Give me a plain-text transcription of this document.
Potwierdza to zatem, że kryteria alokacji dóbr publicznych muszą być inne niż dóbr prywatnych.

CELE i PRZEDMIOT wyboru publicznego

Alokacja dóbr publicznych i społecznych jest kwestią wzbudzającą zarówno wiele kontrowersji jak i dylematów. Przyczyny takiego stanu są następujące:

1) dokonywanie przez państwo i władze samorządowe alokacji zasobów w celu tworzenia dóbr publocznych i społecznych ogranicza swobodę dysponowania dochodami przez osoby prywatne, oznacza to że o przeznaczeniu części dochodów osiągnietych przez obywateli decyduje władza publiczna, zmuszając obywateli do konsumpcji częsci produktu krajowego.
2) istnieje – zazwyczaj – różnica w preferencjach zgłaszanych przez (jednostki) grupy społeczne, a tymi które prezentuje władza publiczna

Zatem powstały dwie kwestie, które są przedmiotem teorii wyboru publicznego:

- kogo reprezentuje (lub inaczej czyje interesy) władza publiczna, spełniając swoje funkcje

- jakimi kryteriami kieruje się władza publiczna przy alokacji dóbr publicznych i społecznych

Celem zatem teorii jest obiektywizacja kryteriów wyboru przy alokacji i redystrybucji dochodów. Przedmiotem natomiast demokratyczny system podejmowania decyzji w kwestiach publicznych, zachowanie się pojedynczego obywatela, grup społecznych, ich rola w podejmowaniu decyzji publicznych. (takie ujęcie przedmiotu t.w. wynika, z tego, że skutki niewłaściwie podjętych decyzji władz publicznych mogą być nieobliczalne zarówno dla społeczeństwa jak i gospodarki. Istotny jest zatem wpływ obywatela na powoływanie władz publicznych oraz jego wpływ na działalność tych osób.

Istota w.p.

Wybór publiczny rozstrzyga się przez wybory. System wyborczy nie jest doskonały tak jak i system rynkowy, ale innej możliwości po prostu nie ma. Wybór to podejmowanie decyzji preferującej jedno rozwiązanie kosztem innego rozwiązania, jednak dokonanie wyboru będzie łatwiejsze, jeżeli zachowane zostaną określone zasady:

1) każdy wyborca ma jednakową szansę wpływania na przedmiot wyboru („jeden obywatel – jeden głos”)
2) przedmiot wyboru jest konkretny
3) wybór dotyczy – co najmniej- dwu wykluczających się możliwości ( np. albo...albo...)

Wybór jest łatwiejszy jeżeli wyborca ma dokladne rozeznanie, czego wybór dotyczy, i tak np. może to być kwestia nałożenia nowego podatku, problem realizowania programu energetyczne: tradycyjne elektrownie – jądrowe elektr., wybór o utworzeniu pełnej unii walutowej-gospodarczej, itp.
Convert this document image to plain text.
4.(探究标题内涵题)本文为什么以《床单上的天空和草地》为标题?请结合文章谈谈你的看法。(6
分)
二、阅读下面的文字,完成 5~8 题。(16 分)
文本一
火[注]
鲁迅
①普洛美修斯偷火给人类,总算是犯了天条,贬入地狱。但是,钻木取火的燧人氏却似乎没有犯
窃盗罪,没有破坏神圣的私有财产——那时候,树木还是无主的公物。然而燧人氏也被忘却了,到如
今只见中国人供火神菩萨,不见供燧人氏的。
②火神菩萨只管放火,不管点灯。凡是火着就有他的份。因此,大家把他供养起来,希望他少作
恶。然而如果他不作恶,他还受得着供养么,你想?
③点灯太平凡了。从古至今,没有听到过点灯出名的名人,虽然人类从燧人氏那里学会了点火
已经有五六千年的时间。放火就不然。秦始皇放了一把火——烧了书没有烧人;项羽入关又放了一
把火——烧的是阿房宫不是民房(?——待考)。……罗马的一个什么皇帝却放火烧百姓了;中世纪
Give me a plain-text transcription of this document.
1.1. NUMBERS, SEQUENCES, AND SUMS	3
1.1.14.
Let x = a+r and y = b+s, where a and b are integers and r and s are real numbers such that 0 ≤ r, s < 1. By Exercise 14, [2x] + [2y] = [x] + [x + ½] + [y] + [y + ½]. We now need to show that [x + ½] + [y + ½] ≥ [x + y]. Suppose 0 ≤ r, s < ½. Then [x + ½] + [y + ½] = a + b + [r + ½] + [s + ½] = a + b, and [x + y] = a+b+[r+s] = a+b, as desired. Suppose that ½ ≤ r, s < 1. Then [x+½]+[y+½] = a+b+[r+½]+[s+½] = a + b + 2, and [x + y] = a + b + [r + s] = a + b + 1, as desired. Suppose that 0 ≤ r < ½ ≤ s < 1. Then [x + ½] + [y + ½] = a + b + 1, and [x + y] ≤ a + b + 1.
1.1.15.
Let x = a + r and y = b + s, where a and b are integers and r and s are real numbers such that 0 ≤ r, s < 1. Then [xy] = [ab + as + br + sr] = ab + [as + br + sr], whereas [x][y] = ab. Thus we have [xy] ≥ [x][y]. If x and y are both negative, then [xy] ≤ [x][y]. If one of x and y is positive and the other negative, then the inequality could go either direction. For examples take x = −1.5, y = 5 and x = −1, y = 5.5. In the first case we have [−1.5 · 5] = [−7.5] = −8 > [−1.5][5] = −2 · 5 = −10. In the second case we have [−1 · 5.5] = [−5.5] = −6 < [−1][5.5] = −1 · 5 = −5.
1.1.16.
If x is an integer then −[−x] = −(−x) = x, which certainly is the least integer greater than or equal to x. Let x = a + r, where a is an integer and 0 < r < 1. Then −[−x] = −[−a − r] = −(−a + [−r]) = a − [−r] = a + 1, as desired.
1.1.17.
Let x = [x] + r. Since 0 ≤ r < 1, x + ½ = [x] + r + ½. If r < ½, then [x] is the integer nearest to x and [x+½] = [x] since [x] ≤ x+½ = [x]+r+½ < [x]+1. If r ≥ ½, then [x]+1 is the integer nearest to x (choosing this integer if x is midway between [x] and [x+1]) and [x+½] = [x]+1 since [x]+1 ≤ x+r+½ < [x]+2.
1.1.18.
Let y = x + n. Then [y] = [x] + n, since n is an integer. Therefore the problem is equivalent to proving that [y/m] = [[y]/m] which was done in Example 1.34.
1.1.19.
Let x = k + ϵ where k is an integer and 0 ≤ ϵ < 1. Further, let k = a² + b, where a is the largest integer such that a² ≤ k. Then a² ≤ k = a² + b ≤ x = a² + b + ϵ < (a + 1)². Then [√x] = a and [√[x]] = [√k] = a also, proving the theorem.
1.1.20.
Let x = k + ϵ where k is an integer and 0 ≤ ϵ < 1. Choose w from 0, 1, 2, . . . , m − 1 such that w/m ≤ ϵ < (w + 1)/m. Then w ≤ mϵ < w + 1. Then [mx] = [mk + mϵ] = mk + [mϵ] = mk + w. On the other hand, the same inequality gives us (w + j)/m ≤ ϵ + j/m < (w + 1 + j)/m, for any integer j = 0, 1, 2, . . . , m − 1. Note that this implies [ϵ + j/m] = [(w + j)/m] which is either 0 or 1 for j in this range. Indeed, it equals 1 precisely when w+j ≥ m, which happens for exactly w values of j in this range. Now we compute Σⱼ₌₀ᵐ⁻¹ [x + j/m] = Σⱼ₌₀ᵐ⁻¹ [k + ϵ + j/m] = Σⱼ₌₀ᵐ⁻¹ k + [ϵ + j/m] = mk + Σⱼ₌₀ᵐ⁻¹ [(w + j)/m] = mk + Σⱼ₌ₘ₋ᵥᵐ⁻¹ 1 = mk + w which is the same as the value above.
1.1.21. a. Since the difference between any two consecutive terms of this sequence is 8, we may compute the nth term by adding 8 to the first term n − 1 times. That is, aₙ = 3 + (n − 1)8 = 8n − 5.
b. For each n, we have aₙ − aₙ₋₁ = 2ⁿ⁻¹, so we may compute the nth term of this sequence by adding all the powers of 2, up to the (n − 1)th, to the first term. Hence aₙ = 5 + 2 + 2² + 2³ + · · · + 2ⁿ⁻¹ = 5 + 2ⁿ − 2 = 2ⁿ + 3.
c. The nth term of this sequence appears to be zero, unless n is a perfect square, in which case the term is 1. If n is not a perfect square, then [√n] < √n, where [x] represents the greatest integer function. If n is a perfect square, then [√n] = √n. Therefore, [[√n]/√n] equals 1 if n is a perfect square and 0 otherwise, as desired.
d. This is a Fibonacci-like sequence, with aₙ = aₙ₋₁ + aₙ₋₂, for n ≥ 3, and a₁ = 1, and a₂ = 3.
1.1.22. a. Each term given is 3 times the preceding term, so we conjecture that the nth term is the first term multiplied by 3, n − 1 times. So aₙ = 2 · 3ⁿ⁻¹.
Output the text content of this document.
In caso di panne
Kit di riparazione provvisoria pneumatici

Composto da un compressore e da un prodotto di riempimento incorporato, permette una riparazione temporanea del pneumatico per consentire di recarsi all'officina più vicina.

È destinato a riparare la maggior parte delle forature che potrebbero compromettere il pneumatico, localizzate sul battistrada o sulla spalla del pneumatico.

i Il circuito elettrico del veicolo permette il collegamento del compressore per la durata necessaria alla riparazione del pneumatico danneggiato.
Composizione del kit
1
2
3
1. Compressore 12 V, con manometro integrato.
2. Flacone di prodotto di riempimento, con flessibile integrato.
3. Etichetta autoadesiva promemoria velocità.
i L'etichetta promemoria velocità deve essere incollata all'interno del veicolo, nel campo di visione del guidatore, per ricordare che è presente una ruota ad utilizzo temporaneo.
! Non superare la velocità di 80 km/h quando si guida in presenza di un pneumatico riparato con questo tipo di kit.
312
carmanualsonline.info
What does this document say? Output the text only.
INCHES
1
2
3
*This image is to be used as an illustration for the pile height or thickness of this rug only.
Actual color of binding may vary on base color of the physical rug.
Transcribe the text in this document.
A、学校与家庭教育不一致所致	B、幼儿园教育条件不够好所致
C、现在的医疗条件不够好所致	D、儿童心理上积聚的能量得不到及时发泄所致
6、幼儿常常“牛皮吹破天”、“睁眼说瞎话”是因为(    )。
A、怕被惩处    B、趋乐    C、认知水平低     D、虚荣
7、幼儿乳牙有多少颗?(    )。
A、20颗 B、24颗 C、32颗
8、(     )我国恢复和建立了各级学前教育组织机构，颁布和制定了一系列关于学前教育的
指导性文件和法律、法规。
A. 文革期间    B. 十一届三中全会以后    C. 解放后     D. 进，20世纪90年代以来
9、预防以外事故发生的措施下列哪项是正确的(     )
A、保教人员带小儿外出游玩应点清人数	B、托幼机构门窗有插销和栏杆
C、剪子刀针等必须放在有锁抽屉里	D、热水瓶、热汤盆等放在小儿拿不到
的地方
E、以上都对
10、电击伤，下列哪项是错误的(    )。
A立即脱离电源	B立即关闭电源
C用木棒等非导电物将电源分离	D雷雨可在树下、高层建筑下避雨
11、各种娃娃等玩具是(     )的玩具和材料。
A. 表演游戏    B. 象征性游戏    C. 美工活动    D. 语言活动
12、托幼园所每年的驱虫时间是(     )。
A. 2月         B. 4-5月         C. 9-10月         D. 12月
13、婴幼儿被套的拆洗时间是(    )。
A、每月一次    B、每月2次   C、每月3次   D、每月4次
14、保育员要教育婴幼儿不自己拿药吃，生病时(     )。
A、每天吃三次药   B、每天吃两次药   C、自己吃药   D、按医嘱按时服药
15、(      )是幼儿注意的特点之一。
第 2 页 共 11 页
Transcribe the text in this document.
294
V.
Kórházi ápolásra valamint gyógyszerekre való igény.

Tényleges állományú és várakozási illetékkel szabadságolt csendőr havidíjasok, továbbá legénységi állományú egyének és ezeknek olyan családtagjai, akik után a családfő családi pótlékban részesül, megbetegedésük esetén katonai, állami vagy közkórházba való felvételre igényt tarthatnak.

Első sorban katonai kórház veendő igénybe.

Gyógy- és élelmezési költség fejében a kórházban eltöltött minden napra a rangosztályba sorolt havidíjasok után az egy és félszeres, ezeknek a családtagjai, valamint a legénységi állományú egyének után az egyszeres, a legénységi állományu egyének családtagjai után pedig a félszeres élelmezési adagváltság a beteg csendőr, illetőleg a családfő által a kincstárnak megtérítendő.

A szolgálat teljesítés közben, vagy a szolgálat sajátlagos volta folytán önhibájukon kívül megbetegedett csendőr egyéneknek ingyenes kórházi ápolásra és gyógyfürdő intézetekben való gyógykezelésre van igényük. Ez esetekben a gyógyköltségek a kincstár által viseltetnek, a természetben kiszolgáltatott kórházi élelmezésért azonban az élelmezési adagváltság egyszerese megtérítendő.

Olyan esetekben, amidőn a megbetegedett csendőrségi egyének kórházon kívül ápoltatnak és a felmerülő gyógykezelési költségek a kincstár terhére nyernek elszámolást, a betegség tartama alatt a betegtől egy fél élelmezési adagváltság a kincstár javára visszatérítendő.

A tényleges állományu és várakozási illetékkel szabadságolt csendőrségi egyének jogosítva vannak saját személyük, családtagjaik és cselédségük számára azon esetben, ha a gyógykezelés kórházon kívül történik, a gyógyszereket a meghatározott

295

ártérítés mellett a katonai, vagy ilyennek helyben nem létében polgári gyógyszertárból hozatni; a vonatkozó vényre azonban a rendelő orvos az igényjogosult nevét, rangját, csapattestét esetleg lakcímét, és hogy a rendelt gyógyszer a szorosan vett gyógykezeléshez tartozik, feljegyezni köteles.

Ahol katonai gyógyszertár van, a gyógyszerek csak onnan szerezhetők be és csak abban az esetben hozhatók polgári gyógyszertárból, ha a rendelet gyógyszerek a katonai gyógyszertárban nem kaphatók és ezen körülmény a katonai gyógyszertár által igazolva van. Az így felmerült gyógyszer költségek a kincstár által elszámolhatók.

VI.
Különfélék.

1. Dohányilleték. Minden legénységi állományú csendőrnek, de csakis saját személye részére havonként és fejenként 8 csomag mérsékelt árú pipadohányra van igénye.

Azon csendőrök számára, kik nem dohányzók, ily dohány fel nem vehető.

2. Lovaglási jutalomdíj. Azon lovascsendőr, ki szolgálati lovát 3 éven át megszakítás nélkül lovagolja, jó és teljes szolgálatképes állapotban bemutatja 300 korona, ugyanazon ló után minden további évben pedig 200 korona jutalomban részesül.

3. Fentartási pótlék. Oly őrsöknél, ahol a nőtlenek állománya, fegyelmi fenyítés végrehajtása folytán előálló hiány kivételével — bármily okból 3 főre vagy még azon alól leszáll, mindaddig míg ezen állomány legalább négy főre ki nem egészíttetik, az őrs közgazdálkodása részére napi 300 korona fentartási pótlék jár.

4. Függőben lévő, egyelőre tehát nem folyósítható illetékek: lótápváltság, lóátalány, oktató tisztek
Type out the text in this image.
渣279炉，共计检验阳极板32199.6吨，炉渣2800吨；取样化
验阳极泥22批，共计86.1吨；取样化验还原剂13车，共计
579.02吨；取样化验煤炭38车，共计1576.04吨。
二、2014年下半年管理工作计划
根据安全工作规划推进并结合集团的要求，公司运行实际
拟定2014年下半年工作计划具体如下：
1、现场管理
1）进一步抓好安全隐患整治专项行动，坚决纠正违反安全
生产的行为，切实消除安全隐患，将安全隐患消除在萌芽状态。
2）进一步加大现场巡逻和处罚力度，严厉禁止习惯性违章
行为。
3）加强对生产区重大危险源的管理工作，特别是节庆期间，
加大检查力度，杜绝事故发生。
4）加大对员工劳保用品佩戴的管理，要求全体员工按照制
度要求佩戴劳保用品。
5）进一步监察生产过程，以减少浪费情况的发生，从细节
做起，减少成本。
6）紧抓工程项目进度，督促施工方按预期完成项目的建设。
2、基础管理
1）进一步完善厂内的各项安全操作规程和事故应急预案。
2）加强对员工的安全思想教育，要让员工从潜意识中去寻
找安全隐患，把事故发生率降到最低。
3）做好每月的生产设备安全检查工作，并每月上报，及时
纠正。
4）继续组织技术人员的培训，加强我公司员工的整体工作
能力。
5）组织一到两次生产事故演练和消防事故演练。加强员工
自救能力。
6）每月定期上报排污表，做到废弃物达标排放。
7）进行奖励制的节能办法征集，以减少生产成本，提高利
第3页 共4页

§ **What you need to do**:
In the listing, find all lines with the string "compute" and copy them.

§ **The reply**:
Let x = k + ϵ where k is an integer and 0 ≤ ϵ < 1. Choose w from 0, 1, 2, . . . , m − 1 such that w/m ≤ ϵ < (w + 1)/m. Then w ≤ mϵ < w + 1. Then [mx] = [mk + mϵ] = mk + [mϵ] = mk + w. On the other hand, the same inequality gives us (w + j)/m ≤ ϵ + j/m < (w + 1 + j)/m, for any integer j = 0, 1, 2, . . . , m − 1. Note that this implies [ϵ + j/m] = [(w + j)/m] which is either 0 or 1 for j in this range. Indeed, it equals 1 precisely when w+j ≥ m, which happens for exactly w values of j in this range. Now we compute Σⱼ₌₀ᵐ⁻¹ [x + j/m] = Σⱼ₌₀ᵐ⁻¹ [k + ϵ + j/m] = Σⱼ₌₀ᵐ⁻¹ k + [ϵ + j/m] = mk + Σⱼ₌₀ᵐ⁻¹ [(w + j)/m] = mk + Σⱼ₌ₘ₋ᵥᵐ⁻¹ 1 = mk + w which is the same as the value above.
1.1.21. a. Since the difference between any two consecutive terms of this sequence is 8, we may compute the nth term by adding 8 to the first term n − 1 times. That is, aₙ = 3 + (n − 1)8 = 8n − 5.
b. For each n, we have aₙ − aₙ₋₁ = 2ⁿ⁻¹, so we may compute the nth term of this sequence by adding all the powers of 2, up to the (n − 1)th, to the first term. Hence aₙ = 5 + 2 + 2² + 2³ + · · · + 2ⁿ⁻¹ = 5 + 2ⁿ − 2 = 2ⁿ + 3.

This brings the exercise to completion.